(Listings of items in boxed layouts)
=-=-=-=-=

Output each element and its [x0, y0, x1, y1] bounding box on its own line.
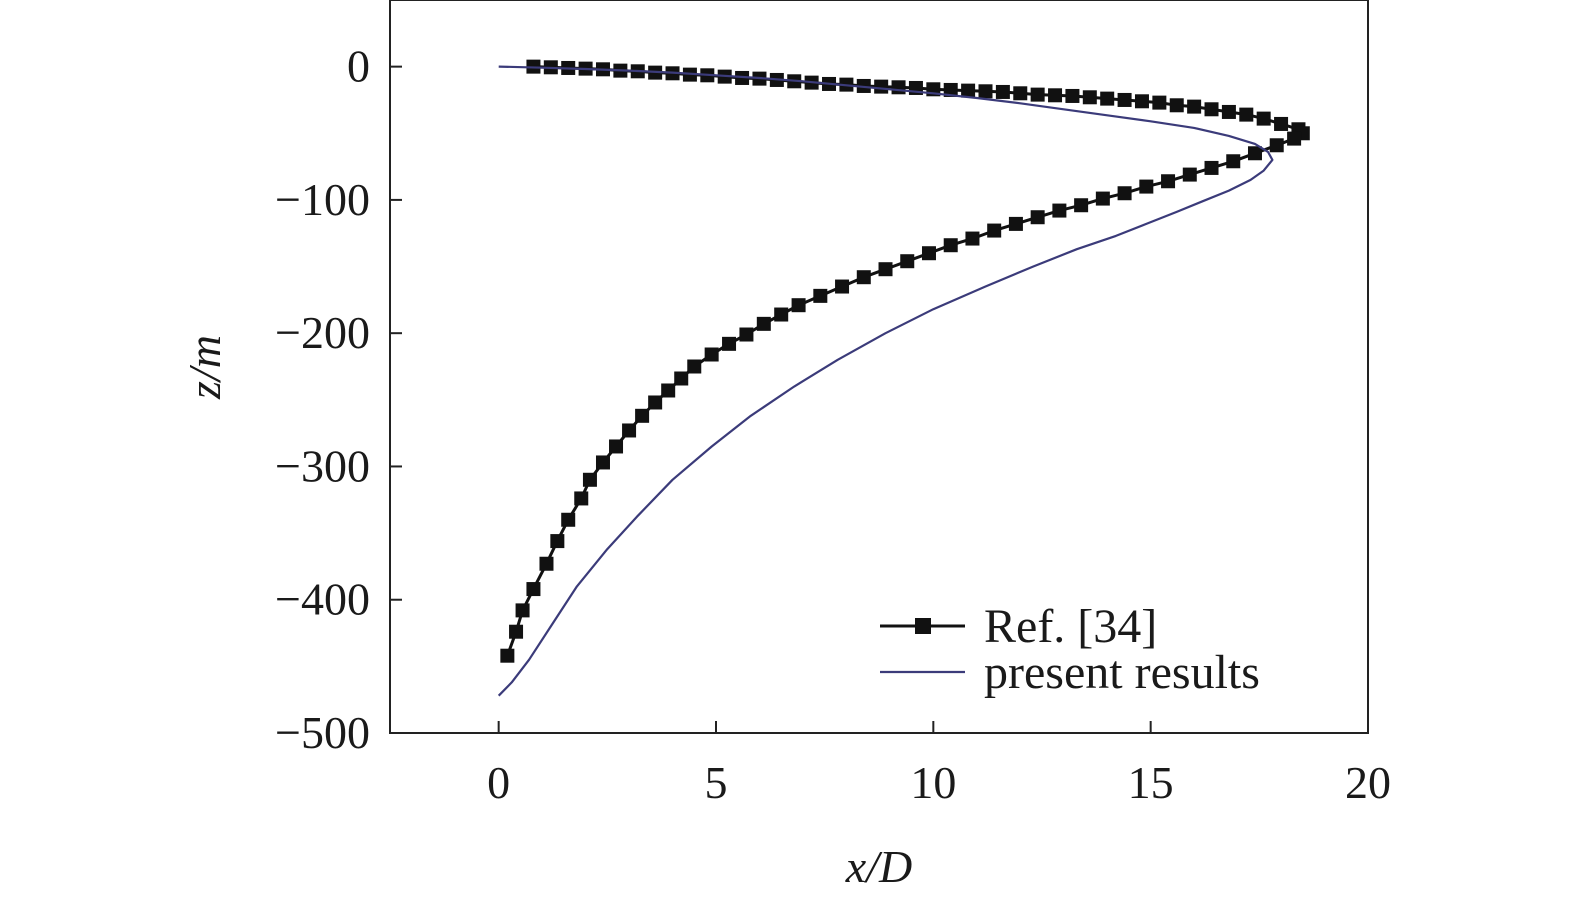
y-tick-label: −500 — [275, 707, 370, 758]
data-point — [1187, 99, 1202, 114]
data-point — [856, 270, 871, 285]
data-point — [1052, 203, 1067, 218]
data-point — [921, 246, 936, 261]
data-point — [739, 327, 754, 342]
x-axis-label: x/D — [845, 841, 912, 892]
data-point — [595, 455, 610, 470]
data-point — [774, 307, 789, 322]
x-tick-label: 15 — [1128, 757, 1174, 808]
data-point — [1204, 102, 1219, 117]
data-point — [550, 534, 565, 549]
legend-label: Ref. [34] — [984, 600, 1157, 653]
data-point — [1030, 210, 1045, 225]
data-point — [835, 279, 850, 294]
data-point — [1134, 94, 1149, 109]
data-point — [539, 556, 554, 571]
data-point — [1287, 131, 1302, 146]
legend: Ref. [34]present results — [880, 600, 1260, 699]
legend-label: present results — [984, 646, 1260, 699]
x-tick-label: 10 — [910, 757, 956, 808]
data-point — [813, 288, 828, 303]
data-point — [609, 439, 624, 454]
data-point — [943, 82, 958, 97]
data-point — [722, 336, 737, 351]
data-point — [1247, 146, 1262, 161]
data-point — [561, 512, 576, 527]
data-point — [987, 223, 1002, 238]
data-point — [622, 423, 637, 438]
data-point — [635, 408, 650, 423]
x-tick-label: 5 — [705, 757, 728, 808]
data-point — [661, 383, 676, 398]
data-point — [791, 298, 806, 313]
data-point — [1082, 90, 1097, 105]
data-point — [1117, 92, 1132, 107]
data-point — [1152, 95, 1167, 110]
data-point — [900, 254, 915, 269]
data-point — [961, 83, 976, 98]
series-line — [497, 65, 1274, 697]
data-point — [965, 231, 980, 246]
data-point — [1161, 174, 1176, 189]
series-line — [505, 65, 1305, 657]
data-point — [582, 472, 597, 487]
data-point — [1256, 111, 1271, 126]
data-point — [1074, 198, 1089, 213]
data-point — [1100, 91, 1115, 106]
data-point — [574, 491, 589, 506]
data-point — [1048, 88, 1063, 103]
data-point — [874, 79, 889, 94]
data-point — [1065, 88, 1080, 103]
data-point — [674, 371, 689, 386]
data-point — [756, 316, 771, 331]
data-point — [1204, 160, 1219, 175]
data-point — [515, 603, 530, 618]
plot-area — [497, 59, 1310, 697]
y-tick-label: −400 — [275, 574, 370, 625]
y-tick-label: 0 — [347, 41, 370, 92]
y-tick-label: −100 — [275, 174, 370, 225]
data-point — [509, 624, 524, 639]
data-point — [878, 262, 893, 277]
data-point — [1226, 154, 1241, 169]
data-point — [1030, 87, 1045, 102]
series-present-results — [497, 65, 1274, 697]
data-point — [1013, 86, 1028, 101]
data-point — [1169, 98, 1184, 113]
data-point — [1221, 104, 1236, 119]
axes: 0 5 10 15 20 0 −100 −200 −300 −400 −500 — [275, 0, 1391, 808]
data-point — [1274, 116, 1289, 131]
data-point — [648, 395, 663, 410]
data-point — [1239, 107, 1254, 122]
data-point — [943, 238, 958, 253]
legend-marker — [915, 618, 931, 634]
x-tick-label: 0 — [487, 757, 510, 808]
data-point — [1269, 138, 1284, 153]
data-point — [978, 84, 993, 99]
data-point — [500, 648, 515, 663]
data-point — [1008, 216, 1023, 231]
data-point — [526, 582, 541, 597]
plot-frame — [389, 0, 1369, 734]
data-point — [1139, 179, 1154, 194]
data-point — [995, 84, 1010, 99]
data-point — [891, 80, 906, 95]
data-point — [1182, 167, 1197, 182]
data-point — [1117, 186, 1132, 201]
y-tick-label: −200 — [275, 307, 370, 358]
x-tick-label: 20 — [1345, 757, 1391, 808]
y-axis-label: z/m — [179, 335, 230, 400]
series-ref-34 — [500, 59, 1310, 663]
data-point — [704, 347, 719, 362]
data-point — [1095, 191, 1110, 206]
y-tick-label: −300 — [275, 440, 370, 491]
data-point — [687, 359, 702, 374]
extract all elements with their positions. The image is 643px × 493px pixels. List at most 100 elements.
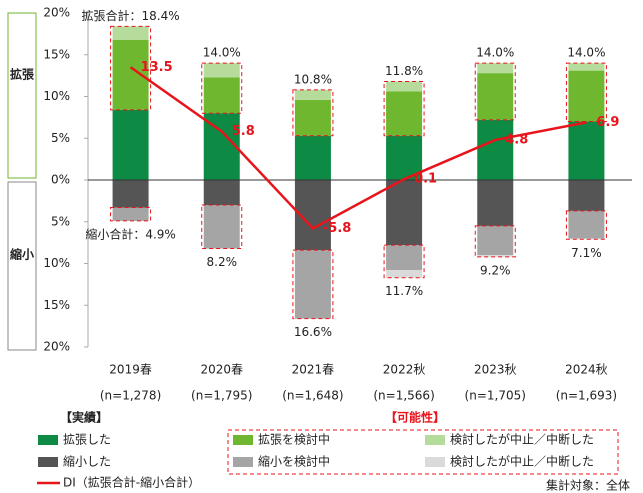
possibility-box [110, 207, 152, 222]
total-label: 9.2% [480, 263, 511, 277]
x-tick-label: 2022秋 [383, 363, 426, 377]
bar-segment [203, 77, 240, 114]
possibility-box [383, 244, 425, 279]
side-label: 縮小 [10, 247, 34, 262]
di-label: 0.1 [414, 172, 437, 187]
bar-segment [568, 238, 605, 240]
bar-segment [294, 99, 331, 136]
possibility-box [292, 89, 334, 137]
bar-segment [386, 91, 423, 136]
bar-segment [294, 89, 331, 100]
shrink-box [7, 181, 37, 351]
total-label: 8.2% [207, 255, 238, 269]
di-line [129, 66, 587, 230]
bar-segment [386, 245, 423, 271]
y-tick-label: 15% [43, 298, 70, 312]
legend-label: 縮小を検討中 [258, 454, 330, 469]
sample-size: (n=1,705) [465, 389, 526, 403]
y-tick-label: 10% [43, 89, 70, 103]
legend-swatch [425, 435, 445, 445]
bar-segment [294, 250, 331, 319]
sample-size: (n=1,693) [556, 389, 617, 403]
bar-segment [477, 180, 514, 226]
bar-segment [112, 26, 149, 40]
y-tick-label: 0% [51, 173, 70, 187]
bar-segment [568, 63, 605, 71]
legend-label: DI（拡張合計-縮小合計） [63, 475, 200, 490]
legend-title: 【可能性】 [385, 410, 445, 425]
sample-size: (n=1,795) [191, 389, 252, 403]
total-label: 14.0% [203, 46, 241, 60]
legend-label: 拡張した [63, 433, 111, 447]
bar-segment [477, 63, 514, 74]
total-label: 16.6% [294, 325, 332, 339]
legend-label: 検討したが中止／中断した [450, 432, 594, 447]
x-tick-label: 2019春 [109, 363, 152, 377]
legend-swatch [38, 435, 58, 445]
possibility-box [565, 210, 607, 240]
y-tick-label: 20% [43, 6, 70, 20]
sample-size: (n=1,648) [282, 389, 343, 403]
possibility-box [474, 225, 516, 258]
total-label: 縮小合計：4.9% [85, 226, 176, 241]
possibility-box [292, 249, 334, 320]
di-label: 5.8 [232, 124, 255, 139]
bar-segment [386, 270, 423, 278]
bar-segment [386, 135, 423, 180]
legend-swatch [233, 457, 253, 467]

=-=-=-=-=

> STATED PROBLEM: Rewrite the lines of every item above as a Markdown table, skipping blank lines, with one column called Row giving a running number and another called Line holding each line. Omit the pictures from the answer.

> WORKED ANSWER:
| Row | Line |
|---|---|
| 1 | Output each element and its [x0, y0, x1, y1] bounding box on its own line. |
| 2 | y-tick-label: −500 — [275, 707, 370, 758] |
| 3 | data-point — [1187, 99, 1202, 114] |
| 4 | data-point — [856, 270, 871, 285] |
| 5 | data-point — [1052, 203, 1067, 218] |
| 6 | data-point — [921, 246, 936, 261] |
| 7 | data-point — [739, 327, 754, 342] |
| 8 | x-axis-label: x/D — [845, 841, 912, 892] |
| 9 | data-point — [595, 455, 610, 470] |
| 10 | data-point — [774, 307, 789, 322] |
| 11 | x-tick-label: 15 — [1128, 757, 1174, 808] |
| 12 | data-point — [1204, 102, 1219, 117] |
| 13 | data-point — [550, 534, 565, 549] |
| 14 | legend-label: Ref. [34] — [984, 600, 1157, 653] |
| 15 | data-point — [1030, 210, 1045, 225] |
| 16 | data-point — [835, 279, 850, 294] |
| 17 | data-point — [1134, 94, 1149, 109] |
| 18 | data-point — [539, 556, 554, 571] |
| 19 | data-point — [1287, 131, 1302, 146] |
| 20 | legend: Ref. [34]present results — [880, 600, 1260, 699] |
| 21 | legend-label: present results — [984, 646, 1260, 699] |
| 22 | x-tick-label: 10 — [910, 757, 956, 808] |
| 23 | data-point — [813, 288, 828, 303] |
| 24 | data-point — [609, 439, 624, 454] |
| 25 | data-point — [943, 82, 958, 97] |
| 26 | data-point — [722, 336, 737, 351] |
| 27 | data-point — [1247, 146, 1262, 161] |
| 28 | data-point — [561, 512, 576, 527] |
| 29 | data-point — [987, 223, 1002, 238] |
| 30 | data-point — [622, 423, 637, 438] |
| 31 | data-point — [635, 408, 650, 423] |
| 32 | x-tick-label: 5 — [705, 757, 728, 808] |
| 33 | data-point — [661, 383, 676, 398] |
| 34 | data-point — [791, 298, 806, 313] |
| 35 | data-point — [1082, 90, 1097, 105] |
| 36 | data-point — [1117, 92, 1132, 107] |
| 37 | data-point — [1152, 95, 1167, 110] |
| 38 | data-point — [900, 254, 915, 269] |
| 39 | data-point — [961, 83, 976, 98] |
| 40 | series-line — [497, 65, 1274, 697] |
| 41 | data-point — [965, 231, 980, 246] |
| 42 | data-point — [1161, 174, 1176, 189] |
| 43 | series-line — [505, 65, 1305, 657] |
| 44 | data-point — [582, 472, 597, 487] |
| 45 | data-point — [1256, 111, 1271, 126] |
| 46 | data-point — [1074, 198, 1089, 213] |
| 47 | data-point — [1100, 91, 1115, 106] |
| 48 | data-point — [574, 491, 589, 506] |
| 49 | data-point — [1048, 88, 1063, 103] |
| 50 | data-point — [874, 79, 889, 94] |
| 51 | data-point — [1065, 88, 1080, 103] |
| 52 | data-point — [674, 371, 689, 386] |
| 53 | data-point — [756, 316, 771, 331] |
| 54 | data-point — [1204, 160, 1219, 175] |
| 55 | data-point — [515, 603, 530, 618] |
| 56 | plot-area — [497, 59, 1310, 697] |
| 57 | y-tick-label: −400 — [275, 574, 370, 625] |
| 58 | y-tick-label: 0 — [347, 41, 370, 92] |
| 59 | y-tick-label: −100 — [275, 174, 370, 225] |
| 60 | data-point — [509, 624, 524, 639] |
| 61 | data-point — [878, 262, 893, 277] |
| 62 | data-point — [1226, 154, 1241, 169] |
| 63 | data-point — [1030, 87, 1045, 102] |
| 64 | series-present-results — [497, 65, 1274, 697] |
| 65 | data-point — [1013, 86, 1028, 101] |
| 66 | data-point — [1169, 98, 1184, 113] |
| 67 | data-point — [1221, 104, 1236, 119] |
| 68 | axes: 0 5 10 15 20 0 −100 −200 −300 −400 −500 — [275, 0, 1391, 808] |
| 69 | data-point — [1274, 116, 1289, 131] |
| 70 | data-point — [648, 395, 663, 410] |
| 71 | data-point — [1239, 107, 1254, 122] |
| 72 | data-point — [943, 238, 958, 253] |
| 73 | legend-marker — [915, 618, 931, 634] |
| 74 | x-tick-label: 0 — [487, 757, 510, 808] |
| 75 | data-point — [1269, 138, 1284, 153] |
| 76 | data-point — [978, 84, 993, 99] |
| 77 | data-point — [500, 648, 515, 663] |
| 78 | data-point — [1008, 216, 1023, 231] |
| 79 | data-point — [526, 582, 541, 597] |
| 80 | plot-frame — [389, 0, 1369, 734] |
| 81 | data-point — [1139, 179, 1154, 194] |
| 82 | data-point — [995, 84, 1010, 99] |
| 83 | data-point — [891, 80, 906, 95] |
| 84 | data-point — [1182, 167, 1197, 182] |
| 85 | data-point — [1117, 186, 1132, 201] |
| 86 | y-tick-label: −200 — [275, 307, 370, 358] |
| 87 | x-tick-label: 20 — [1345, 757, 1391, 808] |
| 88 | y-axis-label: z/m — [179, 335, 230, 400] |
| 89 | series-ref-34 — [500, 59, 1310, 663] |
| 90 | data-point — [704, 347, 719, 362] |
| 91 | data-point — [1095, 191, 1110, 206] |
| 92 | y-tick-label: −300 — [275, 440, 370, 491] |
| 93 | data-point — [687, 359, 702, 374] |
| 94 | extract all elements with their positions. The image is 643px × 493px pixels. List at most 100 elements. |
| 95 | possibility-box [110, 207, 152, 222] |
| 96 | total-label: 9.2% [480, 263, 511, 277] |
| 97 | x-tick-label: 2022秋 [383, 363, 426, 377] |
| 98 | bar-segment [203, 77, 240, 114] |
| 99 | possibility-box [383, 244, 425, 279] |
| 100 | side-label: 縮小 [10, 247, 34, 262] |
| 101 | di-label: 0.1 [414, 172, 437, 187] |
| 102 | bar-segment [568, 238, 605, 240] |
| 103 | bar-segment [294, 99, 331, 136] |
| 104 | possibility-box [292, 89, 334, 137] |
| 105 | bar-segment [386, 91, 423, 136] |
| 106 | bar-segment [294, 89, 331, 100] |
| 107 | shrink-box [7, 181, 37, 351] |
| 108 | total-label: 8.2% [207, 255, 238, 269] |
| 109 | di-line [129, 66, 587, 230] |
| 110 | bar-segment [386, 245, 423, 271] |
| 111 | y-tick-label: 15% [43, 298, 70, 312] |
| 112 | legend-label: 縮小を検討中 [258, 454, 330, 469] |
| 113 | sample-size: (n=1,705) [465, 389, 526, 403] |
| 114 | y-tick-label: 10% [43, 89, 70, 103] |
| 115 | legend-swatch [425, 435, 445, 445] |
| 116 | bar-segment [294, 250, 331, 319] |
| 117 | sample-size: (n=1,693) [556, 389, 617, 403] |
| 118 | bar-segment [477, 180, 514, 226] |
| 119 | bar-segment [112, 26, 149, 40] |
| 120 | y-tick-label: 0% [51, 173, 70, 187] |
| 121 | bar-segment [568, 63, 605, 71] |
| 122 | legend-label: DI（拡張合計-縮小合計） [63, 475, 200, 490] |
| 123 | legend-title: 【可能性】 [385, 410, 445, 425] |
| 124 | sample-size: (n=1,795) [191, 389, 252, 403] |
| 125 | total-label: 14.0% [203, 46, 241, 60] |
| 126 | legend-label: 拡張した [63, 433, 111, 447] |
| 127 | bar-segment [477, 63, 514, 74] |
| 128 | total-label: 16.6% [294, 325, 332, 339] |
| 129 | legend-label: 検討したが中止／中断した [450, 432, 594, 447] |
| 130 | x-tick-label: 2019春 [109, 363, 152, 377] |
| 131 | legend-swatch [38, 435, 58, 445] |
| 132 | possibility-box [565, 210, 607, 240] |
| 133 | y-tick-label: 20% [43, 6, 70, 20] |
| 134 | sample-size: (n=1,648) [282, 389, 343, 403] |
| 135 | possibility-box [474, 225, 516, 258] |
| 136 | total-label: 縮小合計：4.9% [85, 226, 176, 241] |
| 137 | possibility-box [292, 249, 334, 320] |
| 138 | di-label: 5.8 [232, 124, 255, 139] |
| 139 | bar-segment [386, 270, 423, 278] |
| 140 | bar-segment [386, 135, 423, 180] |
| 141 | legend-swatch [233, 457, 253, 467] |